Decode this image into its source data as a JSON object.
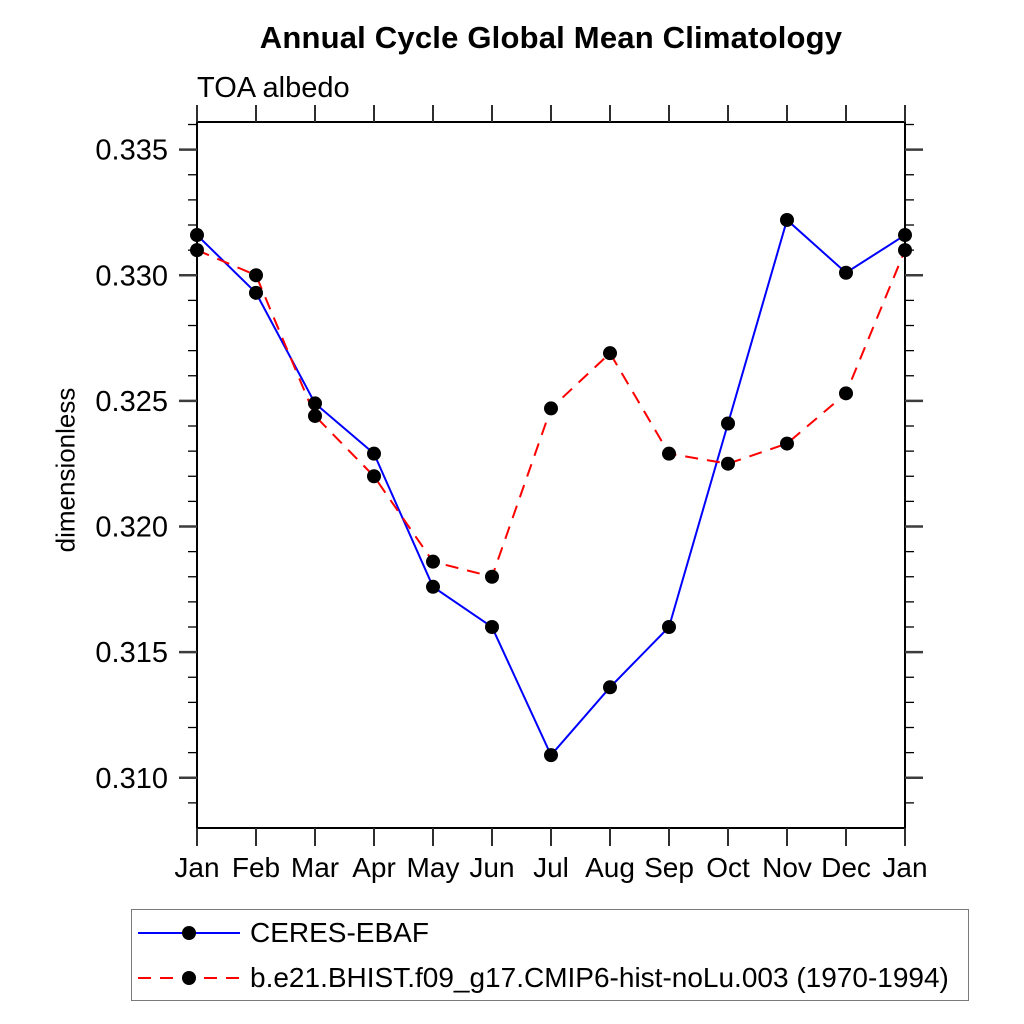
{
  "window": {
    "background": "#ffffff"
  },
  "chart_data": {
    "type": "line",
    "title": "Annual Cycle Global Mean Climatology",
    "subtitle": "TOA albedo",
    "ylabel": "dimensionless",
    "xlabel": "",
    "categories": [
      "Jan",
      "Feb",
      "Mar",
      "Apr",
      "May",
      "Jun",
      "Jul",
      "Aug",
      "Sep",
      "Oct",
      "Nov",
      "Dec",
      "Jan"
    ],
    "ylim": [
      0.308,
      0.3361
    ],
    "ytick_labels": [
      "0.310",
      "0.315",
      "0.320",
      "0.325",
      "0.330",
      "0.335"
    ],
    "ytick_minor_step": 0.001,
    "grid": false,
    "legend_position": "bottom-left-box",
    "marker": {
      "shape": "circle",
      "color": "#000000",
      "radius": 7
    },
    "series": [
      {
        "name": "CERES-EBAF",
        "color": "#0000ff",
        "line_style": "solid",
        "values": [
          0.3316,
          0.3293,
          0.3249,
          0.3229,
          0.3176,
          0.316,
          0.3109,
          0.3136,
          0.316,
          0.3241,
          0.3322,
          0.3301,
          0.3316
        ]
      },
      {
        "name": "b.e21.BHIST.f09_g17.CMIP6-hist-noLu.003 (1970-1994)",
        "color": "#ff0000",
        "line_style": "dashed",
        "values": [
          0.331,
          0.33,
          0.3244,
          0.322,
          0.3186,
          0.318,
          0.3247,
          0.3269,
          0.3229,
          0.3225,
          0.3233,
          0.3253,
          0.331
        ]
      }
    ]
  }
}
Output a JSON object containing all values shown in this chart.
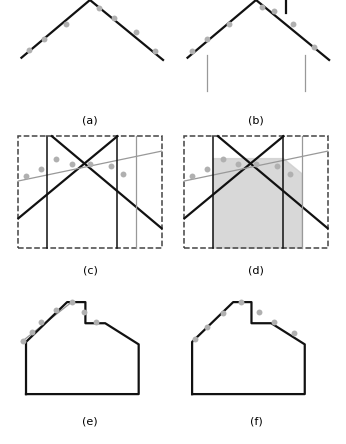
{
  "fig_width": 3.46,
  "fig_height": 4.44,
  "dpi": 100,
  "background": "#ffffff",
  "label_fontsize": 8,
  "gray_dot_color": "#b0b0b0",
  "gray_dot_size": 18,
  "line_color_black": "#111111",
  "line_color_gray": "#999999",
  "dashed_box_color": "#444444",
  "fill_color": "#cccccc",
  "labels": [
    "(a)",
    "(b)",
    "(c)",
    "(d)",
    "(e)",
    "(f)"
  ]
}
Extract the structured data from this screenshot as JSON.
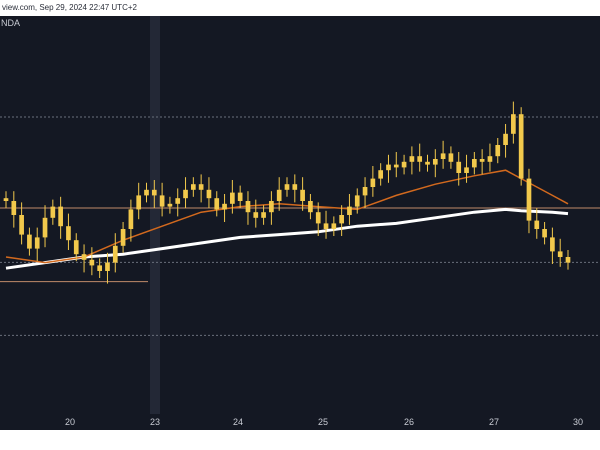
{
  "header": {
    "source_line": "view.com, Sep 29, 2024 22:47 UTC+2",
    "symbol_fragment": "NDA"
  },
  "colors": {
    "background": "#141823",
    "candle": "#f2c94c",
    "ma_fast": "#d2691e",
    "ma_slow": "#ffffff",
    "level_line": "#c08a6a"
  },
  "chart_data": {
    "type": "candlestick",
    "title": "",
    "xlabel": "",
    "ylabel": "",
    "x_ticks": [
      "20",
      "23",
      "24",
      "25",
      "26",
      "27",
      "30"
    ],
    "ylim": [
      0,
      100
    ],
    "levels": [
      {
        "name": "",
        "value": 80
      },
      {
        "name": "",
        "value": 47.5
      },
      {
        "name": "",
        "value": 28.1
      },
      {
        "name": "",
        "value": 21.2
      },
      {
        "name": "",
        "value": 2
      }
    ],
    "close_series": [
      [
        0,
        50
      ],
      [
        1,
        45
      ],
      [
        2,
        38
      ],
      [
        3,
        33
      ],
      [
        4,
        37
      ],
      [
        5,
        44
      ],
      [
        6,
        48
      ],
      [
        7,
        41
      ],
      [
        8,
        36
      ],
      [
        9,
        31
      ],
      [
        10,
        29
      ],
      [
        11,
        27
      ],
      [
        12,
        25
      ],
      [
        13,
        28
      ],
      [
        14,
        34
      ],
      [
        15,
        40
      ],
      [
        16,
        47
      ],
      [
        17,
        52
      ],
      [
        18,
        54
      ],
      [
        19,
        52
      ],
      [
        20,
        48
      ],
      [
        21,
        49
      ],
      [
        22,
        51
      ],
      [
        23,
        54
      ],
      [
        24,
        56
      ],
      [
        25,
        54
      ],
      [
        26,
        51
      ],
      [
        27,
        47
      ],
      [
        28,
        49
      ],
      [
        29,
        53
      ],
      [
        30,
        50
      ],
      [
        31,
        46
      ],
      [
        32,
        44
      ],
      [
        33,
        46
      ],
      [
        34,
        50
      ],
      [
        35,
        54
      ],
      [
        36,
        56
      ],
      [
        37,
        54
      ],
      [
        38,
        50
      ],
      [
        39,
        46
      ],
      [
        40,
        42
      ],
      [
        41,
        40
      ],
      [
        42,
        42
      ],
      [
        43,
        45
      ],
      [
        44,
        48
      ],
      [
        45,
        52
      ],
      [
        46,
        55
      ],
      [
        47,
        58
      ],
      [
        48,
        61
      ],
      [
        49,
        63
      ],
      [
        50,
        62
      ],
      [
        51,
        64
      ],
      [
        52,
        66
      ],
      [
        53,
        64
      ],
      [
        54,
        63
      ],
      [
        55,
        65
      ],
      [
        56,
        67
      ],
      [
        57,
        64
      ],
      [
        58,
        60
      ],
      [
        59,
        62
      ],
      [
        60,
        65
      ],
      [
        61,
        64
      ],
      [
        62,
        66
      ],
      [
        63,
        70
      ],
      [
        64,
        74
      ],
      [
        65,
        81
      ],
      [
        66,
        58
      ],
      [
        67,
        43
      ],
      [
        68,
        40
      ],
      [
        69,
        37
      ],
      [
        70,
        32
      ],
      [
        71,
        30
      ],
      [
        72,
        28
      ]
    ],
    "ma_fast": [
      [
        0,
        30
      ],
      [
        5,
        28
      ],
      [
        10,
        30
      ],
      [
        15,
        36
      ],
      [
        20,
        41
      ],
      [
        25,
        46
      ],
      [
        30,
        48
      ],
      [
        35,
        49
      ],
      [
        40,
        48
      ],
      [
        45,
        47
      ],
      [
        50,
        52
      ],
      [
        55,
        56
      ],
      [
        60,
        59
      ],
      [
        64,
        61
      ],
      [
        66,
        58
      ],
      [
        70,
        52
      ],
      [
        72,
        49
      ]
    ],
    "ma_slow": [
      [
        0,
        26
      ],
      [
        5,
        28
      ],
      [
        10,
        30
      ],
      [
        15,
        31
      ],
      [
        20,
        33
      ],
      [
        25,
        35
      ],
      [
        30,
        37
      ],
      [
        35,
        38
      ],
      [
        40,
        39
      ],
      [
        45,
        41
      ],
      [
        50,
        42
      ],
      [
        55,
        44
      ],
      [
        60,
        46
      ],
      [
        64,
        47
      ],
      [
        66,
        46.5
      ],
      [
        70,
        46
      ],
      [
        72,
        45.5
      ]
    ]
  }
}
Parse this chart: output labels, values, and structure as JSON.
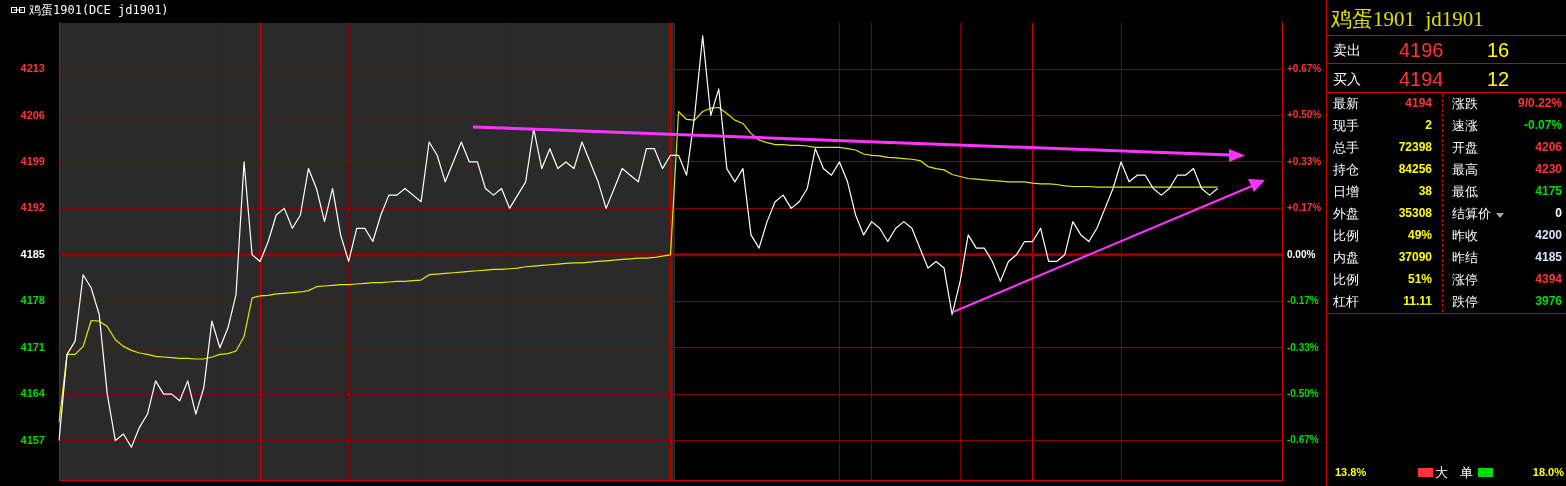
{
  "chart_data": [
    {
      "type": "line",
      "title": "鸡蛋1901(DCE jd1901)",
      "categories": [
        null,
        null,
        null,
        null,
        null,
        null,
        null,
        null,
        null,
        null,
        null,
        null,
        null,
        null,
        null,
        null,
        null,
        null,
        null,
        null,
        null,
        null,
        null,
        null,
        null,
        null,
        null,
        null,
        null,
        null,
        null,
        null,
        null,
        null,
        null,
        null,
        null,
        null,
        null,
        null,
        null,
        null,
        null,
        null,
        null,
        null,
        null,
        null,
        null,
        null,
        null,
        null,
        null,
        null,
        null,
        null,
        null,
        null,
        null,
        null,
        null,
        null,
        null,
        null,
        null,
        null,
        null,
        null,
        null,
        null,
        null,
        null,
        null,
        null,
        null,
        null,
        null,
        null,
        null,
        null,
        null,
        null,
        null,
        null,
        null,
        null,
        null,
        null,
        null,
        null,
        null,
        null,
        null,
        null,
        null,
        null,
        null,
        null,
        null,
        null,
        null,
        null,
        null,
        null,
        null,
        null,
        null,
        null,
        null,
        null,
        null,
        null,
        null,
        null,
        null,
        null,
        null,
        null,
        null,
        null,
        null,
        null,
        null,
        null,
        null,
        null,
        null,
        null,
        null,
        null,
        null,
        null,
        null,
        null,
        null,
        null,
        null,
        null,
        null,
        null,
        null,
        null,
        null,
        null,
        null,
        null,
        null,
        null,
        null,
        null,
        null,
        null,
        null
      ],
      "series": [
        {
          "color": "#ffffff",
          "values": [
            4157,
            4170,
            4172,
            4182,
            4180,
            4176,
            4164,
            4157,
            4158,
            4156,
            4159,
            4161,
            4166,
            4164,
            4164,
            4163,
            4166,
            4161,
            4165,
            4175,
            4171,
            4174,
            4179,
            4199,
            4185,
            4184,
            4187,
            4191,
            4192,
            4189,
            4191,
            4198,
            4195,
            4190,
            4195,
            4188,
            4184,
            4189,
            4189,
            4187,
            4191,
            4194,
            4194,
            4195,
            4194,
            4193,
            4202,
            4200,
            4196,
            4199,
            4202,
            4199,
            4199,
            4195,
            4194,
            4195,
            4192,
            4194,
            4196,
            4204,
            4198,
            4201,
            4198,
            4199,
            4198,
            4202,
            4199,
            4196,
            4192,
            4195,
            4198,
            4197,
            4196,
            4201,
            4201,
            4198,
            4200,
            4200,
            4197,
            4206,
            4218,
            4206,
            4210,
            4198,
            4196,
            4198,
            4188,
            4186,
            4190,
            4193,
            4194,
            4192,
            4193,
            4195,
            4201,
            4198,
            4197,
            4199,
            4196,
            4191,
            4188,
            4190,
            4189,
            4187,
            4189,
            4190,
            4189,
            4186,
            4183,
            4184,
            4183,
            4176,
            4181,
            4188,
            4186,
            4186,
            4184,
            4181,
            4184,
            4185,
            4187,
            4187,
            4189,
            4184,
            4184,
            4185,
            4190,
            4188,
            4187,
            4189,
            4192,
            4195,
            4199,
            4196,
            4197,
            4197,
            4195,
            4194,
            4195,
            4197,
            4197,
            4198,
            4195,
            4194,
            4195,
            null,
            null,
            null,
            null,
            null,
            null,
            null,
            null
          ]
        },
        {
          "color": "#e6e600",
          "values": [
            4159.7,
            4170,
            4170,
            4171.2,
            4175.1,
            4175,
            4174.2,
            4172.2,
            4171.2,
            4170.6,
            4170.2,
            4170,
            4169.7,
            4169.6,
            4169.5,
            4169.4,
            4169.4,
            4169.3,
            4169.3,
            4169.6,
            4170,
            4170.1,
            4170.5,
            4172.7,
            4178.5,
            4178.8,
            4178.9,
            4179.1,
            4179.2,
            4179.3,
            4179.4,
            4179.6,
            4180.2,
            4180.3,
            4180.4,
            4180.5,
            4180.5,
            4180.6,
            4180.7,
            4180.8,
            4180.8,
            4180.9,
            4181,
            4181,
            4181.1,
            4181.2,
            4182,
            4182.1,
            4182.2,
            4182.3,
            4182.4,
            4182.5,
            4182.6,
            4182.7,
            4182.8,
            4182.8,
            4182.9,
            4183,
            4183.2,
            4183.3,
            4183.4,
            4183.5,
            4183.6,
            4183.7,
            4183.8,
            4183.8,
            4183.9,
            4184,
            4184.1,
            4184.2,
            4184.3,
            4184.4,
            4184.5,
            4184.5,
            4184.6,
            4184.8,
            4185,
            4206.6,
            4205.4,
            4205.3,
            4206.6,
            4207.1,
            4207.2,
            4206.3,
            4205.3,
            4204.8,
            4203.3,
            4202.3,
            4201.9,
            4201.6,
            4201.6,
            4201.5,
            4201.5,
            4201.4,
            4201.2,
            4201.2,
            4201.2,
            4201.2,
            4201,
            4200.8,
            4200.2,
            4200,
            4199.9,
            4199.7,
            4199.6,
            4199.5,
            4199.4,
            4199.2,
            4198.3,
            4198,
            4197.8,
            4197.1,
            4196.8,
            4196.5,
            4196.4,
            4196.3,
            4196.2,
            4196.1,
            4196,
            4196,
            4196,
            4195.8,
            4195.7,
            4195.7,
            4195.6,
            4195.4,
            4195.3,
            4195.3,
            4195.3,
            4195.2,
            4195.2,
            4195.2,
            4195.2,
            4195.2,
            4195.2,
            4195.2,
            4195.2,
            4195.2,
            4195.2,
            4195.2,
            4195.2,
            4195.2,
            4195.2,
            4195.2,
            4195.2,
            null,
            null,
            null,
            null,
            null,
            null,
            null,
            null
          ]
        }
      ],
      "ylim": [
        4151,
        4220
      ],
      "yticks": [
        4157,
        4164,
        4171,
        4178,
        4185,
        4192,
        4199,
        4206,
        4213
      ],
      "y2lim": [
        -0.812,
        0.836
      ],
      "y2ticks": [
        {
          "value": -0.669,
          "label": "-0.67%"
        },
        {
          "value": -0.502,
          "label": "-0.50%"
        },
        {
          "value": -0.335,
          "label": "-0.33%"
        },
        {
          "value": -0.167,
          "label": "-0.17%"
        },
        {
          "value": 0,
          "label": "0.00%"
        },
        {
          "value": 0.167,
          "label": "+0.17%"
        },
        {
          "value": 0.335,
          "label": "+0.33%"
        },
        {
          "value": 0.502,
          "label": "+0.50%"
        },
        {
          "value": 0.669,
          "label": "+0.67%"
        }
      ],
      "ref_lines": [
        {
          "axis": "y",
          "value": 4185,
          "color": "#990000"
        }
      ],
      "grid": true,
      "legend": false,
      "marker": "none",
      "line_style": "solid"
    },
    {
      "type": "other",
      "title": "鸡蛋1901  jd1901",
      "annotations": [
        "卖出",
        "4196",
        "16",
        "买入",
        "4194",
        "12",
        "最新",
        "4194",
        "涨跌",
        "9/0.22%",
        "现手",
        "2",
        "速涨",
        "-0.07%",
        "总手",
        "72398",
        "开盘",
        "4206",
        "持仓",
        "84256",
        "最高",
        "4230",
        "日增",
        "38",
        "最低",
        "4175",
        "外盘",
        "35308",
        "结算价",
        "0",
        "比例",
        "49%",
        "昨收",
        "4200",
        "内盘",
        "37090",
        "昨结",
        "4185",
        "比例",
        "51%",
        "涨停",
        "4394",
        "杠杆",
        "11.11",
        "跌停",
        "3976",
        "13.8%",
        "大",
        "单",
        "18.0%"
      ]
    }
  ]
}
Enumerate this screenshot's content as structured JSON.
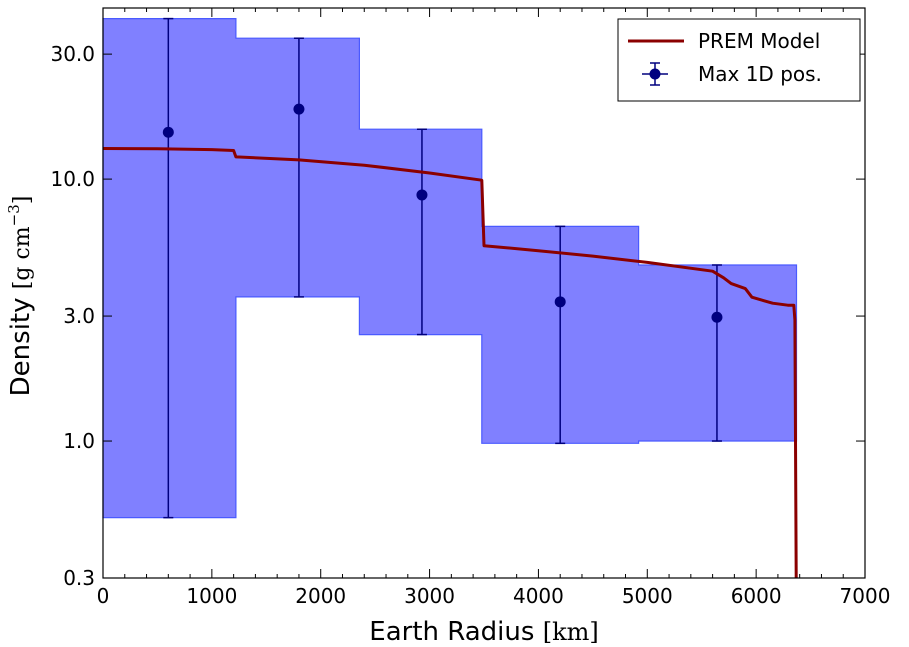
{
  "chart_data": {
    "type": "line",
    "xlabel": "Earth Radius",
    "xlabel_unit": "[km]",
    "ylabel": "Density",
    "ylabel_unit_prefix": "[g cm",
    "ylabel_unit_exp": "−3",
    "ylabel_unit_suffix": "]",
    "xlim": [
      0,
      7000
    ],
    "ylim": [
      0.3,
      45
    ],
    "yscale": "log",
    "grid": false,
    "legend_position": "top-right",
    "x_ticks": [
      {
        "value": 0,
        "label": "0"
      },
      {
        "value": 1000,
        "label": "1000"
      },
      {
        "value": 2000,
        "label": "2000"
      },
      {
        "value": 3000,
        "label": "3000"
      },
      {
        "value": 4000,
        "label": "4000"
      },
      {
        "value": 5000,
        "label": "5000"
      },
      {
        "value": 6000,
        "label": "6000"
      },
      {
        "value": 7000,
        "label": "7000"
      }
    ],
    "y_ticks": [
      {
        "value": 0.3,
        "label": "0.3"
      },
      {
        "value": 1.0,
        "label": "1.0"
      },
      {
        "value": 3.0,
        "label": "3.0"
      },
      {
        "value": 10.0,
        "label": "10.0"
      },
      {
        "value": 30.0,
        "label": "30.0"
      }
    ],
    "band": {
      "color": "#8080ff",
      "edge_color": "#4a5aff",
      "segments": [
        {
          "x0": 0,
          "x1": 1221,
          "low": 0.51,
          "high": 41
        },
        {
          "x0": 1221,
          "x1": 2355,
          "low": 3.55,
          "high": 34.5
        },
        {
          "x0": 2355,
          "x1": 3480,
          "low": 2.55,
          "high": 15.5
        },
        {
          "x0": 3480,
          "x1": 4920,
          "low": 0.98,
          "high": 6.6
        },
        {
          "x0": 4920,
          "x1": 6371,
          "low": 1.0,
          "high": 4.7
        }
      ]
    },
    "series": [
      {
        "name": "PREM Model",
        "kind": "line",
        "color": "#8b0000",
        "x": [
          0,
          500,
          1000,
          1200,
          1221,
          1250,
          1800,
          2400,
          3000,
          3480,
          3500,
          4000,
          4500,
          5000,
          5600,
          5701,
          5771,
          5900,
          5961,
          6151,
          6291,
          6346,
          6356,
          6368
        ],
        "y": [
          13.09,
          13.06,
          12.96,
          12.86,
          12.16,
          12.14,
          11.84,
          11.3,
          10.55,
          9.9,
          5.57,
          5.33,
          5.08,
          4.81,
          4.45,
          4.2,
          3.99,
          3.82,
          3.54,
          3.36,
          3.3,
          3.3,
          2.9,
          0.3
        ]
      },
      {
        "name": "Max 1D pos.",
        "kind": "errorbar",
        "color": "#00007f",
        "x": [
          600,
          1800,
          2930,
          4200,
          5640
        ],
        "y": [
          15.1,
          18.5,
          8.7,
          3.4,
          2.97
        ],
        "ylow": [
          0.51,
          3.55,
          2.55,
          0.98,
          1.0
        ],
        "yhigh": [
          41,
          34.5,
          15.5,
          6.6,
          4.7
        ]
      }
    ]
  }
}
- - - - - - -
TO DO -
Using the material above, report each line where "structured" occurs.

OUTPUT -
Extract the structured data from this screenshot as JSON.
Enumerate this screenshot's content as structured JSON.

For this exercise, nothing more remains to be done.